*Task goal:* Check each line of the material below for "object", then copy the ones that contain it.

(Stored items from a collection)
------------
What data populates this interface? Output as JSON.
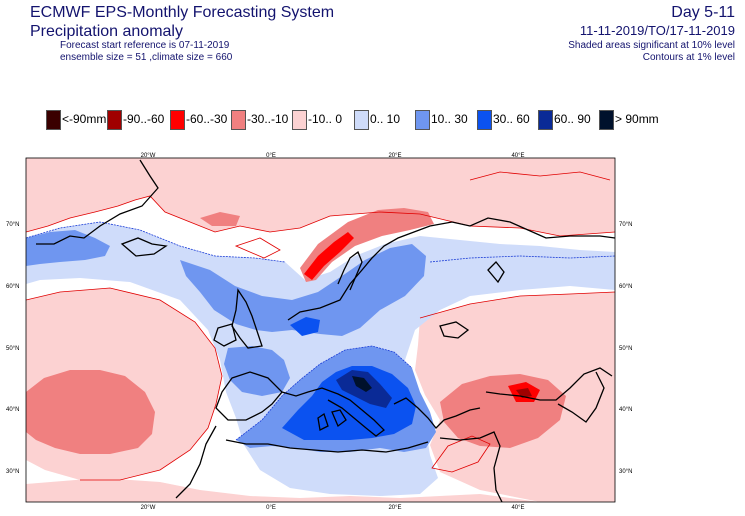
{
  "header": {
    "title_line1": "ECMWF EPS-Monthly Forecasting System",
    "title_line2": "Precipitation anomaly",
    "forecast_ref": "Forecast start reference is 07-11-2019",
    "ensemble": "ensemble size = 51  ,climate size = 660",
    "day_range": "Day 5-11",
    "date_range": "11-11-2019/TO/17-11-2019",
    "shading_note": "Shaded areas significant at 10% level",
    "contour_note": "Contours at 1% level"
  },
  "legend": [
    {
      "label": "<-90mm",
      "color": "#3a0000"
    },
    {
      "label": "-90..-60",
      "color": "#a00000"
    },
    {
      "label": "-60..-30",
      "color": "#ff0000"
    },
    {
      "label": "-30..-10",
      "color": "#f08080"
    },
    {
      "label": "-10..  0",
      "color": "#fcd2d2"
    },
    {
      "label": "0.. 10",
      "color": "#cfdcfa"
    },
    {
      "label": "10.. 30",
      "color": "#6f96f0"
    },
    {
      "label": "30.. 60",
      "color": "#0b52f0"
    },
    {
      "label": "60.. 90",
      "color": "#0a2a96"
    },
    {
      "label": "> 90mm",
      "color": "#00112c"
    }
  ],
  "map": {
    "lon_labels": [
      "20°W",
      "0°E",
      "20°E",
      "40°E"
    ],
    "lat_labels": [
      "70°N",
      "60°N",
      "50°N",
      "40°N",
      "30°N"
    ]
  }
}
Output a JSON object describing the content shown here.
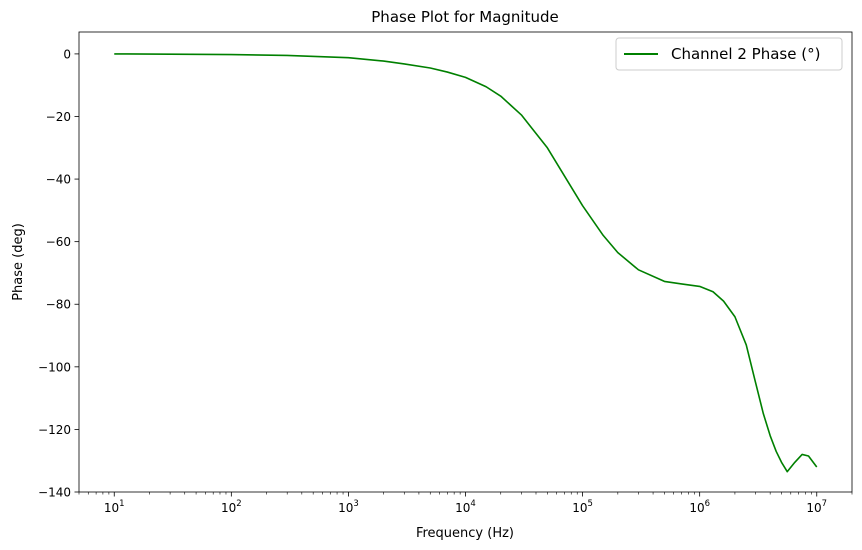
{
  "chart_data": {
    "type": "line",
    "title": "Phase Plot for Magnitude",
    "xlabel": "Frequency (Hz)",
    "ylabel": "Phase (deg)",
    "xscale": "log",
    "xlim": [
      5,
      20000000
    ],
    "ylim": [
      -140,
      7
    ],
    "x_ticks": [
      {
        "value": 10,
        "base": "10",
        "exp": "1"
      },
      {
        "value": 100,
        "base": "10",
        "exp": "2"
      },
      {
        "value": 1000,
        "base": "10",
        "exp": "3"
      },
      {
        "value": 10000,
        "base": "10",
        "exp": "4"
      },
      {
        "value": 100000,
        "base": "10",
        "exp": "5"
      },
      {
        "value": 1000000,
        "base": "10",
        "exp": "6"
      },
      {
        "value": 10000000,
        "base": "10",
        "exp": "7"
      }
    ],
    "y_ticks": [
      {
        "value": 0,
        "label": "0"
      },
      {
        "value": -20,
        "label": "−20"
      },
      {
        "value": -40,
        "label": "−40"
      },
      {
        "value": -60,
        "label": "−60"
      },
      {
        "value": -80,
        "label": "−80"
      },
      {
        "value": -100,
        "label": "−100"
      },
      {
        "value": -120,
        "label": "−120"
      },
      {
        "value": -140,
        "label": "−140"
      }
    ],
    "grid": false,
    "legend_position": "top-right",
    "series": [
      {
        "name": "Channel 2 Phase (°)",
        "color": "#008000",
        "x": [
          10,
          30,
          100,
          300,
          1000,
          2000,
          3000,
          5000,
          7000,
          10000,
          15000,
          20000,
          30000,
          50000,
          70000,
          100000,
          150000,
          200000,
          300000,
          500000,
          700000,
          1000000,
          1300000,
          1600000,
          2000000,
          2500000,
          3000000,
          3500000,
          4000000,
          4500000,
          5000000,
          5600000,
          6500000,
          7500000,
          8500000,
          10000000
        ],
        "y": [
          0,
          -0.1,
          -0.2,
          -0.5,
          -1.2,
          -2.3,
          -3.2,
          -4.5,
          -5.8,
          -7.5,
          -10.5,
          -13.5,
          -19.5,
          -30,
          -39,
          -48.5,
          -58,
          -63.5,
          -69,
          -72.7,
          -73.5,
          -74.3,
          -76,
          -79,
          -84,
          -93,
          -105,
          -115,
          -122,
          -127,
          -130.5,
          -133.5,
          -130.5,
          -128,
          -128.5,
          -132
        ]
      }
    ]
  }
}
------------
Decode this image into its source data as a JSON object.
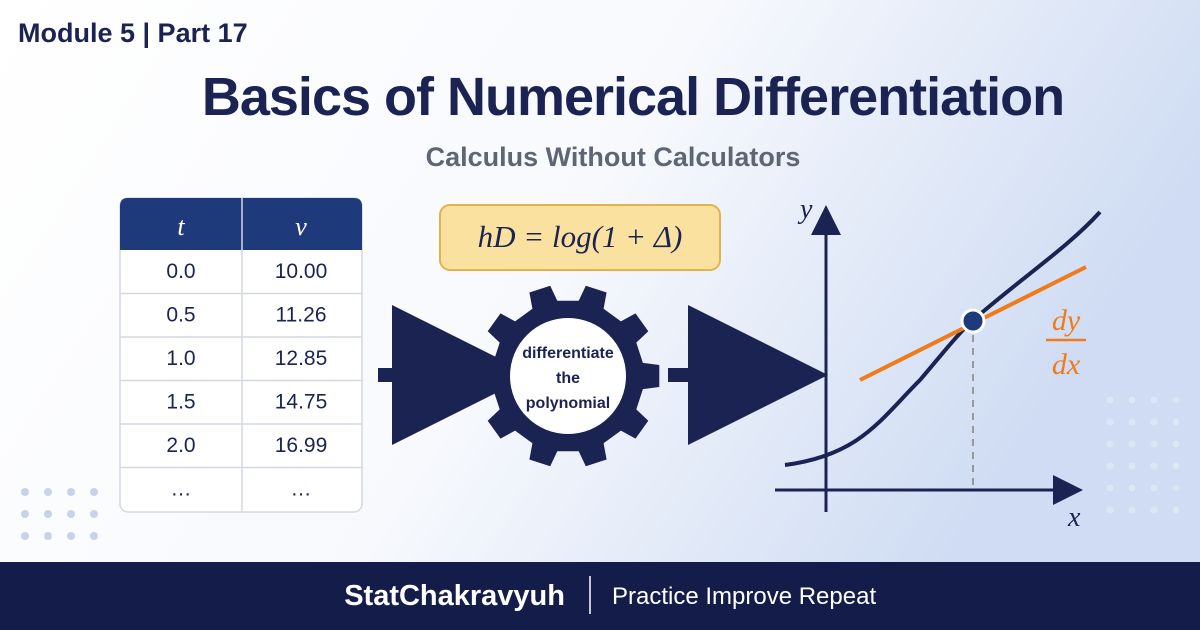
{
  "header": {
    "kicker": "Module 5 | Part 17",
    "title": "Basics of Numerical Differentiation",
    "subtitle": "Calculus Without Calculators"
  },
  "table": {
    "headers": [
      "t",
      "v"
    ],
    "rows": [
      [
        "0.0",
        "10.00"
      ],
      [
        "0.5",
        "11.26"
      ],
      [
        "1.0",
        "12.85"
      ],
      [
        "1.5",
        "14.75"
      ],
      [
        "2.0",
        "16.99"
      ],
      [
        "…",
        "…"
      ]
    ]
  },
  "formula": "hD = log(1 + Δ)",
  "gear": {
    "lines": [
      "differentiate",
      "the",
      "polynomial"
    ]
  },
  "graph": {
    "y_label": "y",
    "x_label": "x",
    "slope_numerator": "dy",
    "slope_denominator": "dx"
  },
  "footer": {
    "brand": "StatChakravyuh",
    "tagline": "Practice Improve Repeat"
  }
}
------------
*Task answer:*
Output a JSON object describing the content shown here.
Decode this image into its source data as a JSON object.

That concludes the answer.